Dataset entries
** BEGIN **

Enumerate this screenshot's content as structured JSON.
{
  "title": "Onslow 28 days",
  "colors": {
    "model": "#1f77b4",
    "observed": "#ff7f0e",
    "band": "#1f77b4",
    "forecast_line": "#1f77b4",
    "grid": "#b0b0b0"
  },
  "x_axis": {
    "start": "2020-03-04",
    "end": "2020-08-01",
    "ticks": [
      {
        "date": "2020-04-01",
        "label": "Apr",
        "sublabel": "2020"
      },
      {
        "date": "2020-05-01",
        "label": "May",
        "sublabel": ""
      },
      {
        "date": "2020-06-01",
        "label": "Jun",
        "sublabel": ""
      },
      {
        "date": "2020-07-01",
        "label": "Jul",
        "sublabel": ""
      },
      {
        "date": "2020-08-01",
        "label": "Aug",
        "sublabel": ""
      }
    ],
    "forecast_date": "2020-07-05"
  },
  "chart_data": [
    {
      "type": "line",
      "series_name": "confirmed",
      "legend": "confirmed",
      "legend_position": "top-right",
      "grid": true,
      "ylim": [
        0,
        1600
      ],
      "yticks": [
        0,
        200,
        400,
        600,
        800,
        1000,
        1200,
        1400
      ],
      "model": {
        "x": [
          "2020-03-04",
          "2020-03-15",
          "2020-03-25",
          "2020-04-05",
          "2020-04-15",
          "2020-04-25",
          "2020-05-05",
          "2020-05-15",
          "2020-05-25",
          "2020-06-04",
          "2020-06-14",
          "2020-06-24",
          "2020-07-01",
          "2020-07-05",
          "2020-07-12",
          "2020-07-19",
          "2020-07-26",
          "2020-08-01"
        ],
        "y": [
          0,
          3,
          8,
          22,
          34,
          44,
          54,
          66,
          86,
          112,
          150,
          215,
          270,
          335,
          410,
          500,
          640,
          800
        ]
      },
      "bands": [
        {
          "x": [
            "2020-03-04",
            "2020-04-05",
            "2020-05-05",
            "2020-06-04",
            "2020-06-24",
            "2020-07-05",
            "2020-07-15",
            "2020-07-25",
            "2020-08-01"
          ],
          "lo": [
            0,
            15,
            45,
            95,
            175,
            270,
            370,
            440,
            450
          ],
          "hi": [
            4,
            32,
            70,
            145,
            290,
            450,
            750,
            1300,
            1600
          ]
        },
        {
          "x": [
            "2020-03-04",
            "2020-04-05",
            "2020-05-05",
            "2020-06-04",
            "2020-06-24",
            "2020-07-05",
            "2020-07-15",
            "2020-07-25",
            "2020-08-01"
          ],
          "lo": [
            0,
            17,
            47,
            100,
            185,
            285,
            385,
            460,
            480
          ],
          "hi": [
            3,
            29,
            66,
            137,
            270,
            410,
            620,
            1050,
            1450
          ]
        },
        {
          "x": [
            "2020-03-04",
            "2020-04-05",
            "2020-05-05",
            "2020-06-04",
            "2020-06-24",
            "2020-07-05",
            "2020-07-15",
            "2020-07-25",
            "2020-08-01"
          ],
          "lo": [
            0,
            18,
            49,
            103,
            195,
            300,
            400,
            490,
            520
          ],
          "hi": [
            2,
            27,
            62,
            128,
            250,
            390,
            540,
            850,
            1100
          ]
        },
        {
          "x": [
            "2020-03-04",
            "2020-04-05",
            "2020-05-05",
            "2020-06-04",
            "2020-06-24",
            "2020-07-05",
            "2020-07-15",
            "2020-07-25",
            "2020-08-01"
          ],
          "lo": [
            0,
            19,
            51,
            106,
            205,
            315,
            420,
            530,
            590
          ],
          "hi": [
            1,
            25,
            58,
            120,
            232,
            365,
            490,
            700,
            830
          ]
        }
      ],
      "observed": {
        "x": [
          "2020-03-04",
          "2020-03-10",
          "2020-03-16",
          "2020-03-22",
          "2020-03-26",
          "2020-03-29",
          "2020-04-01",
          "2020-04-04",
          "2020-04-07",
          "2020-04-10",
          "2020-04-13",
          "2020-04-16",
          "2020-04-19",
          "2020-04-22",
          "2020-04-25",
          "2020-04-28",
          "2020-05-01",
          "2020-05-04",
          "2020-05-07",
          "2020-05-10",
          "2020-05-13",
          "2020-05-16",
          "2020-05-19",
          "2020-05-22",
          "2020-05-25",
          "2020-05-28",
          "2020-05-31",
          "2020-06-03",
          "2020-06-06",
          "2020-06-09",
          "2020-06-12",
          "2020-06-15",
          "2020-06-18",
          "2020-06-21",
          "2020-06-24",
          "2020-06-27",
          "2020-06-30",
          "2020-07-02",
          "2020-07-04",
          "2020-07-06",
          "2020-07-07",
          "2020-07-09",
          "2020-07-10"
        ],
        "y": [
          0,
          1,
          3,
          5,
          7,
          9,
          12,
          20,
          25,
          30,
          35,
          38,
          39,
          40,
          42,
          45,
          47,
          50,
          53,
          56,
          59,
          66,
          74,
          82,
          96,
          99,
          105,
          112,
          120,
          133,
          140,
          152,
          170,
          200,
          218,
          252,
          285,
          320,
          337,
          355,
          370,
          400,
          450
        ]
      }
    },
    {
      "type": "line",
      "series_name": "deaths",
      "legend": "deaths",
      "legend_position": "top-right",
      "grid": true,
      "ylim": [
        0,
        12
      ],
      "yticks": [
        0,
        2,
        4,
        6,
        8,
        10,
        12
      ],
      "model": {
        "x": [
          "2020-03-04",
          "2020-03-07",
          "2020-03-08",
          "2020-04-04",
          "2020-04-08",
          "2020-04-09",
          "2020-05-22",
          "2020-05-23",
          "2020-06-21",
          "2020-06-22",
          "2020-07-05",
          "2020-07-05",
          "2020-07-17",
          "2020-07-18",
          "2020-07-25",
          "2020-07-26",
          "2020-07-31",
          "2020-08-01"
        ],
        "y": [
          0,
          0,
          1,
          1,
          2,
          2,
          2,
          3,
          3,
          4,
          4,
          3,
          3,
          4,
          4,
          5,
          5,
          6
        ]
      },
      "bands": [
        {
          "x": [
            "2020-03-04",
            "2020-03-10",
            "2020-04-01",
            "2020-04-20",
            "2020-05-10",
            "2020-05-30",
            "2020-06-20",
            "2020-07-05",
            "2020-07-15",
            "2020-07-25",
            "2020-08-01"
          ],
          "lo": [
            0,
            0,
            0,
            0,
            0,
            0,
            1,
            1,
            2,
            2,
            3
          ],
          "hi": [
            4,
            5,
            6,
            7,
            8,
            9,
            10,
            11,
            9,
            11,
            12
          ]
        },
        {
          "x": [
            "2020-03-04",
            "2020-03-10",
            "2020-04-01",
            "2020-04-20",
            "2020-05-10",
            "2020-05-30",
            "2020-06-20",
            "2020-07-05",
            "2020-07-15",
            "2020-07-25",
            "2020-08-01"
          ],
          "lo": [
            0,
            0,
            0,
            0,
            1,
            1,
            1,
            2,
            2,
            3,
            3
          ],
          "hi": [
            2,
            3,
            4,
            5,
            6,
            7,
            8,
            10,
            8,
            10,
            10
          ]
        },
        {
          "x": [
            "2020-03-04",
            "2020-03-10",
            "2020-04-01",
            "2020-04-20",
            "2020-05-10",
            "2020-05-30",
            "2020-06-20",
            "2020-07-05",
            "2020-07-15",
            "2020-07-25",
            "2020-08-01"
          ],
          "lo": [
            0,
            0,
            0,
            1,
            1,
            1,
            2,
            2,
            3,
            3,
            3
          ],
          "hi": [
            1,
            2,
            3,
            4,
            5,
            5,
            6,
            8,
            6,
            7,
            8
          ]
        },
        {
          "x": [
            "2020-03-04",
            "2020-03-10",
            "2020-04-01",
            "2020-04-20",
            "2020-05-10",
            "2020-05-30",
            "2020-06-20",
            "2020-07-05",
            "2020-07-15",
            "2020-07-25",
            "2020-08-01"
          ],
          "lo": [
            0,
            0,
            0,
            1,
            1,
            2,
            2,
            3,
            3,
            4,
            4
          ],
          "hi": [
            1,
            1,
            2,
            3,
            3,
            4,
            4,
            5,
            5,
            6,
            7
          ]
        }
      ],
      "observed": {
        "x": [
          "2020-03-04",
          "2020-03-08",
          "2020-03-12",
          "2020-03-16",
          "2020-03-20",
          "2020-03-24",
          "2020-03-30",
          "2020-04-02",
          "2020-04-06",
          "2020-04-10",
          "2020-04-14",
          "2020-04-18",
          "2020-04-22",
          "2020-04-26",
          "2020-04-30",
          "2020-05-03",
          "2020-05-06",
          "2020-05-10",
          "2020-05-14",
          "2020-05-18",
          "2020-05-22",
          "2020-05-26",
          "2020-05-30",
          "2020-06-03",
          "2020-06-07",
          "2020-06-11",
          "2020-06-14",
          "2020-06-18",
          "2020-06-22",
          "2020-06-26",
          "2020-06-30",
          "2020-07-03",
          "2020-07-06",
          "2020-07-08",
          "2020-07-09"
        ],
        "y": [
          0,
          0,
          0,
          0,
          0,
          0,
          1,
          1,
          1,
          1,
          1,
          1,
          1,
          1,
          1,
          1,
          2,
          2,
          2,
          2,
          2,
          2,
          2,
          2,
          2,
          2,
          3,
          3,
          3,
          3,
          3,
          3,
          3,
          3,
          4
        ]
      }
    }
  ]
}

** END **

Identify the lines that hold the word "confirmed". Copy every one of them.

      "series_name": "confirmed",
      "legend": "confirmed",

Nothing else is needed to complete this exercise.